WHAT IS BEING ASKED:
Extract each line where the string "from" shows up.

━━━━━━━━━━━━━━━━━━━━

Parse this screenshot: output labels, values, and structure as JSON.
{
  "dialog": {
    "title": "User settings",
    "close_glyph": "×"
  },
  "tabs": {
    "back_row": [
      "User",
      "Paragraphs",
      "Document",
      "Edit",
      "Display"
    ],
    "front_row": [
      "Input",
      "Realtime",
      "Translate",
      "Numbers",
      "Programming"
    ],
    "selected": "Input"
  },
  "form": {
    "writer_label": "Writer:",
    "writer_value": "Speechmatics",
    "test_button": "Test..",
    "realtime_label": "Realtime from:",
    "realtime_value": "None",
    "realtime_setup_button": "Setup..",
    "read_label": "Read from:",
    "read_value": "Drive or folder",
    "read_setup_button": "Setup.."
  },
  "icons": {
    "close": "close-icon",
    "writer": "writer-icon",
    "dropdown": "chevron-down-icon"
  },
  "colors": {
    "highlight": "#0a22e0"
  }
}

━━━━━━━━━━━━━━━━━━━━

TASK ANSWER:
    "realtime_label": "Realtime from:",
    "read_label": "Read from:",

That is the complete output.